Records supplied —
*** Block opens ***

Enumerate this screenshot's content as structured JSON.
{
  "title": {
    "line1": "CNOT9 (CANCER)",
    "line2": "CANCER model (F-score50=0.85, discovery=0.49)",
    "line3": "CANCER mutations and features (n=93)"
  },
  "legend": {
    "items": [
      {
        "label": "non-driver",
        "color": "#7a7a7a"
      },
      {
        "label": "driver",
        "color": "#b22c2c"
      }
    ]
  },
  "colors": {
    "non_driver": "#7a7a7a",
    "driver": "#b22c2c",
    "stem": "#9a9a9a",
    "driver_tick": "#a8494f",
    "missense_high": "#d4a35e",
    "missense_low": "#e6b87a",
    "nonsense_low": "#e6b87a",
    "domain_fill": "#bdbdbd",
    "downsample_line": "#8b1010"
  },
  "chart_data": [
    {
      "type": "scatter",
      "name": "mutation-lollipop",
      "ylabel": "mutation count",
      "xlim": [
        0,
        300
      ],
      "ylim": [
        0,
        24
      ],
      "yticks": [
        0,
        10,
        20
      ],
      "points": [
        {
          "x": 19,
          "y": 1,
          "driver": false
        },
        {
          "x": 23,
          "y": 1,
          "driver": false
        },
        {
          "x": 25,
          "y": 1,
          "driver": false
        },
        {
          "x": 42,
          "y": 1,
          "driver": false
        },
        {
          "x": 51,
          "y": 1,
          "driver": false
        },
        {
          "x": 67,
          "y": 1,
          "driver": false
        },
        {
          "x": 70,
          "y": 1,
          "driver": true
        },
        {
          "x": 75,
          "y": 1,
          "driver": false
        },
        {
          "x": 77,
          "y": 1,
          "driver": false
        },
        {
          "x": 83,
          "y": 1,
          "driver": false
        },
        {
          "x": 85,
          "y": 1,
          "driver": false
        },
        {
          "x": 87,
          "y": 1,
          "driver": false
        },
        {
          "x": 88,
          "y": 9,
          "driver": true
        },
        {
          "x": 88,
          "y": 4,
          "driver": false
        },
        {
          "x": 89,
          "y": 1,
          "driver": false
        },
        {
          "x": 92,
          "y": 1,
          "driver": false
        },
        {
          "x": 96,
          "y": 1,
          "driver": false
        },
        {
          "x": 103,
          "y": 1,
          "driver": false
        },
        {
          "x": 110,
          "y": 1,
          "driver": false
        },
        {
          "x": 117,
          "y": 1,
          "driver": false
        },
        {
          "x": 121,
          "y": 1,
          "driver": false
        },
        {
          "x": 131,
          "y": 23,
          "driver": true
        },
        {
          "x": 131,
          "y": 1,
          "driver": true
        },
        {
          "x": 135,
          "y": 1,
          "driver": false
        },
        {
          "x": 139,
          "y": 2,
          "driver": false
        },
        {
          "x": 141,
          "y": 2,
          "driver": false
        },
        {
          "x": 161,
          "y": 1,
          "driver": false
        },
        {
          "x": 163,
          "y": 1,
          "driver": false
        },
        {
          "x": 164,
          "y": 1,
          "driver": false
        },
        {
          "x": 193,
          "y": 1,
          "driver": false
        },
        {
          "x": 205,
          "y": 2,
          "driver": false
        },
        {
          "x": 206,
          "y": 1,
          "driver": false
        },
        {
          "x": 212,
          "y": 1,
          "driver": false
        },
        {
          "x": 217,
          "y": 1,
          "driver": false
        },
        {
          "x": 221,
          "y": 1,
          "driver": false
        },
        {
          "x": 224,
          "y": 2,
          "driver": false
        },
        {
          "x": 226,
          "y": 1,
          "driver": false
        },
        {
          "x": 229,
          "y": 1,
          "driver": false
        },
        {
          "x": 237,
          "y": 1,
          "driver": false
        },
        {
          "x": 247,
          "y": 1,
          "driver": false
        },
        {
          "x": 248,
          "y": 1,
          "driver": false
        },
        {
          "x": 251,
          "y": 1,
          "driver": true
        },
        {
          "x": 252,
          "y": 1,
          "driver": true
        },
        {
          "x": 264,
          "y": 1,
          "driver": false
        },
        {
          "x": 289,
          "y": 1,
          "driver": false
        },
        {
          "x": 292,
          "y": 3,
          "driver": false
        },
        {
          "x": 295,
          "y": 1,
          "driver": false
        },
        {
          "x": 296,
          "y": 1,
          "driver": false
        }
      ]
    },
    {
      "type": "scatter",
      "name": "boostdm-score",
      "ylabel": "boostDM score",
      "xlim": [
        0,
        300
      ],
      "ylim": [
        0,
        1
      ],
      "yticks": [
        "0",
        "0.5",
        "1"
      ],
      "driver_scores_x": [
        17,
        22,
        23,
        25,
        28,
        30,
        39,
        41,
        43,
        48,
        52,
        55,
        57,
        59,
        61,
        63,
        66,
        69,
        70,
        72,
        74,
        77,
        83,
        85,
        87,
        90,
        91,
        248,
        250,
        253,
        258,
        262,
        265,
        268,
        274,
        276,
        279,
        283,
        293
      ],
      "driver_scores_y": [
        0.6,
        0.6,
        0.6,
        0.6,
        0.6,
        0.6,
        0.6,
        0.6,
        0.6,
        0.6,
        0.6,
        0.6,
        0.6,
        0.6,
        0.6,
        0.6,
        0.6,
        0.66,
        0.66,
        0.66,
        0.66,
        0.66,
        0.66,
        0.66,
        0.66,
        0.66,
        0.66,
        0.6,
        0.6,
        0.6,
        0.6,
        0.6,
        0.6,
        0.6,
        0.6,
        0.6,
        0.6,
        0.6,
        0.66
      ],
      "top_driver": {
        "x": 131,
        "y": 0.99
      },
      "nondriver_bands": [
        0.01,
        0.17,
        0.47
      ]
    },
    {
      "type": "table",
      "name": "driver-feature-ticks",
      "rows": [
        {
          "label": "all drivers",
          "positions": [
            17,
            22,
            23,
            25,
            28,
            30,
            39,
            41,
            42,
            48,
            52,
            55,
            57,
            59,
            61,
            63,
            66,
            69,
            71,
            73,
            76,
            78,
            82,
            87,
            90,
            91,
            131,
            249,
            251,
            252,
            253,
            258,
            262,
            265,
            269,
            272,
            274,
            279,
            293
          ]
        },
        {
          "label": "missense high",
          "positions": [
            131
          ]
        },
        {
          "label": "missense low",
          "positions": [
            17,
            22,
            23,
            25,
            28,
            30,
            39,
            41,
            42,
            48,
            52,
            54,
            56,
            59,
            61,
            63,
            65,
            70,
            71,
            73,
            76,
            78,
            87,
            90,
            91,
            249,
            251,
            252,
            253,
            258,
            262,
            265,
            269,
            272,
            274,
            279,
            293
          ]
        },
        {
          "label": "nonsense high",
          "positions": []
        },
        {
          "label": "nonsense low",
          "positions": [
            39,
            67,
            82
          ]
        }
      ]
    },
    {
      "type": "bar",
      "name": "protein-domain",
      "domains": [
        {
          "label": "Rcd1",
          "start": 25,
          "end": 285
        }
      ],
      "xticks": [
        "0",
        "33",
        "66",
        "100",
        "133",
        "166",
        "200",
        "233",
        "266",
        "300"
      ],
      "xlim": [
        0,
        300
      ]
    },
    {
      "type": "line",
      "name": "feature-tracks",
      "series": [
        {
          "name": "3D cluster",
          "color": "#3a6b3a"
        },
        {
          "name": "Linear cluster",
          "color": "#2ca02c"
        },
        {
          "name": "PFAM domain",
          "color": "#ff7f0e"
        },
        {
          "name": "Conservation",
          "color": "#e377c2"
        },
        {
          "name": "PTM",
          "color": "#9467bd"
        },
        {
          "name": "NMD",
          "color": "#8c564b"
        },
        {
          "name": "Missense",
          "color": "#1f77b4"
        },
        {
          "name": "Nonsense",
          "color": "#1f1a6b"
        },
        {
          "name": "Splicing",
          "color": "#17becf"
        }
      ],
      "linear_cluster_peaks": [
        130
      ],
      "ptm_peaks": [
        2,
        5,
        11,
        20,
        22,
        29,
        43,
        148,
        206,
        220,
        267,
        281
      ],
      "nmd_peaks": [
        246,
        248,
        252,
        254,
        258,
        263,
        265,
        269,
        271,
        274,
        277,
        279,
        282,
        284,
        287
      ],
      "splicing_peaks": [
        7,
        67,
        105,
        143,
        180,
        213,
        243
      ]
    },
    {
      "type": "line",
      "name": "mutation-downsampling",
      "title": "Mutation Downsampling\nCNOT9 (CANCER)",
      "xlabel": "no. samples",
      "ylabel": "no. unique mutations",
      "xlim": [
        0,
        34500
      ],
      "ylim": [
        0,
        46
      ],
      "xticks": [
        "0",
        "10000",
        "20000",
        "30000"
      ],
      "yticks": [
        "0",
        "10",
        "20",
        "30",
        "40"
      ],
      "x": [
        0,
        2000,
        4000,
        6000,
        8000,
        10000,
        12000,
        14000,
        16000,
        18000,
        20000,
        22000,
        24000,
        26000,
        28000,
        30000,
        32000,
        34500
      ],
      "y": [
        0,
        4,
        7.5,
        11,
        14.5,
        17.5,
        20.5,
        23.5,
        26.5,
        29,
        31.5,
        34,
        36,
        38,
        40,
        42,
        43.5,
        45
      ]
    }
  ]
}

*** Block closes ***

Problem requirements —
Please go through the data and copy each line containing the word "CANCER".

Result for this task —
    "line1": "CNOT9 (CANCER)",
    "line2": "CANCER model (F-score50=0.85, discovery=0.49)",
    "line3": "CANCER mutations and features (n=93)"
      "title": "Mutation Downsampling\nCNOT9 (CANCER)",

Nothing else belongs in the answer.